> _WHAT YOU WILL DO_: Output every entry exactly, from the first line to the last.

Dataset items:
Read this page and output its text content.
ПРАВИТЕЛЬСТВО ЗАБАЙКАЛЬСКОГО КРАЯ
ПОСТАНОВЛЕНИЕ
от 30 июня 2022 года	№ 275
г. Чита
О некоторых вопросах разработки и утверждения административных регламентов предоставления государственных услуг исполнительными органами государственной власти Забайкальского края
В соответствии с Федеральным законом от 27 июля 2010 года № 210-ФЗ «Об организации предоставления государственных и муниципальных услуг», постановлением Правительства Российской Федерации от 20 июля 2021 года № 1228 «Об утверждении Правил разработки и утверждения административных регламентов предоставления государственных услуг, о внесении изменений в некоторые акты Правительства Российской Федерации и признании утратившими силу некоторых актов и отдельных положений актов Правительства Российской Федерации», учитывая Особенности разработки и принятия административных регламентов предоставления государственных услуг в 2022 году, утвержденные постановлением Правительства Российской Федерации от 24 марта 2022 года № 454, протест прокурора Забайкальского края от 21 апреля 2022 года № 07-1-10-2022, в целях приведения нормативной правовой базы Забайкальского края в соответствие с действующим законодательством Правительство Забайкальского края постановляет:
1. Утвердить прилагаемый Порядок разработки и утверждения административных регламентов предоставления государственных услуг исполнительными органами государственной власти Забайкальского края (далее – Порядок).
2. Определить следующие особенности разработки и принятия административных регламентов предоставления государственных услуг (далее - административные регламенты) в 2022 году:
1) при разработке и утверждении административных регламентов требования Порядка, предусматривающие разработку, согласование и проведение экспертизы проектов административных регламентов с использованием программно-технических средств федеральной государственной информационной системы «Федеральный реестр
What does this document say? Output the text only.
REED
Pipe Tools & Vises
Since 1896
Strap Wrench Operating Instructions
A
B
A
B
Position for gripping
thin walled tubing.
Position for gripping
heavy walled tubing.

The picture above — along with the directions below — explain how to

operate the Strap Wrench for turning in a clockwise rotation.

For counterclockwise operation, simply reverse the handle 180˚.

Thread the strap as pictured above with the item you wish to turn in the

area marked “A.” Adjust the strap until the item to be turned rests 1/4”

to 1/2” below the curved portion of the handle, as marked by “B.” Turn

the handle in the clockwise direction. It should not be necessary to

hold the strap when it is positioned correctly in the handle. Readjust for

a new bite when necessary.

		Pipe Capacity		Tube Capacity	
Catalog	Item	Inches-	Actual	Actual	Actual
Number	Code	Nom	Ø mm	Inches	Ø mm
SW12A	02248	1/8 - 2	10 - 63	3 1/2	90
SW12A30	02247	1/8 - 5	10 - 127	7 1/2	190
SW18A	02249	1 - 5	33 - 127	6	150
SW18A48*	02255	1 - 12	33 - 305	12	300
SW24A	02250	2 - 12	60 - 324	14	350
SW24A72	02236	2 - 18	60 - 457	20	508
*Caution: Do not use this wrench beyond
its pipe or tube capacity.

> _SOLUTION BELOW_:
Read this page and output its text content.
ПРАВИТЕЛЬСТВО ЗАБАЙКАЛЬСКОГО КРАЯ
ПОСТАНОВЛЕНИЕ
от 30 июня 2022 года	№ 275
г. Чита
О некоторых вопросах разработки и утверждения административных регламентов предоставления государственных услуг исполнительными органами государственной власти Забайкальского края
В соответствии с Федеральным законом от 27 июля 2010 года № 210-ФЗ «Об организации предоставления государственных и муниципальных услуг», постановлением Правительства Российской Федерации от 20 июля 2021 года № 1228 «Об утверждении Правил разработки и утверждения административных регламентов предоставления государственных услуг, о внесении изменений в некоторые акты Правительства Российской Федерации и признании утратившими силу некоторых актов и отдельных положений актов Правительства Российской Федерации», учитывая Особенности разработки и принятия административных регламентов предоставления государственных услуг в 2022 году, утвержденные постановлением Правительства Российской Федерации от 24 марта 2022 года № 454, протест прокурора Забайкальского края от 21 апреля 2022 года № 07-1-10-2022, в целях приведения нормативной правовой базы Забайкальского края в соответствие с действующим законодательством Правительство Забайкальского края постановляет:
1. Утвердить прилагаемый Порядок разработки и утверждения административных регламентов предоставления государственных услуг исполнительными органами государственной власти Забайкальского края (далее – Порядок).
2. Определить следующие особенности разработки и принятия административных регламентов предоставления государственных услуг (далее - административные регламенты) в 2022 году:
1) при разработке и утверждении административных регламентов требования Порядка, предусматривающие разработку, согласование и проведение экспертизы проектов административных регламентов с использованием программно-технических средств федеральной государственной информационной системы «Федеральный реестр
What does this document say? Output the text only.
REED
Pipe Tools & Vises
Since 1896
Strap Wrench Operating Instructions
A
B
A
B
Position for gripping
thin walled tubing.
Position for gripping
heavy walled tubing.

The picture above — along with the directions below — explain how to

operate the Strap Wrench for turning in a clockwise rotation.

For counterclockwise operation, simply reverse the handle 180˚.

Thread the strap as pictured above with the item you wish to turn in the

area marked “A.” Adjust the strap until the item to be turned rests 1/4”

to 1/2” below the curved portion of the handle, as marked by “B.” Turn

the handle in the clockwise direction. It should not be necessary to

hold the strap when it is positioned correctly in the handle. Readjust for

a new bite when necessary.

		Pipe Capacity		Tube Capacity	
Catalog	Item	Inches-	Actual	Actual	Actual
Number	Code	Nom	Ø mm	Inches	Ø mm
SW12A	02248	1/8 - 2	10 - 63	3 1/2	90
SW12A30	02247	1/8 - 5	10 - 127	7 1/2	190
SW18A	02249	1 - 5	33 - 127	6	150
SW18A48*	02255	1 - 12	33 - 305	12	300
SW24A	02250	2 - 12	60 - 324	14	350
SW24A72	02236	2 - 18	60 - 457	20	508
*Caution: Do not use this wrench beyond
its pipe or tube capacity.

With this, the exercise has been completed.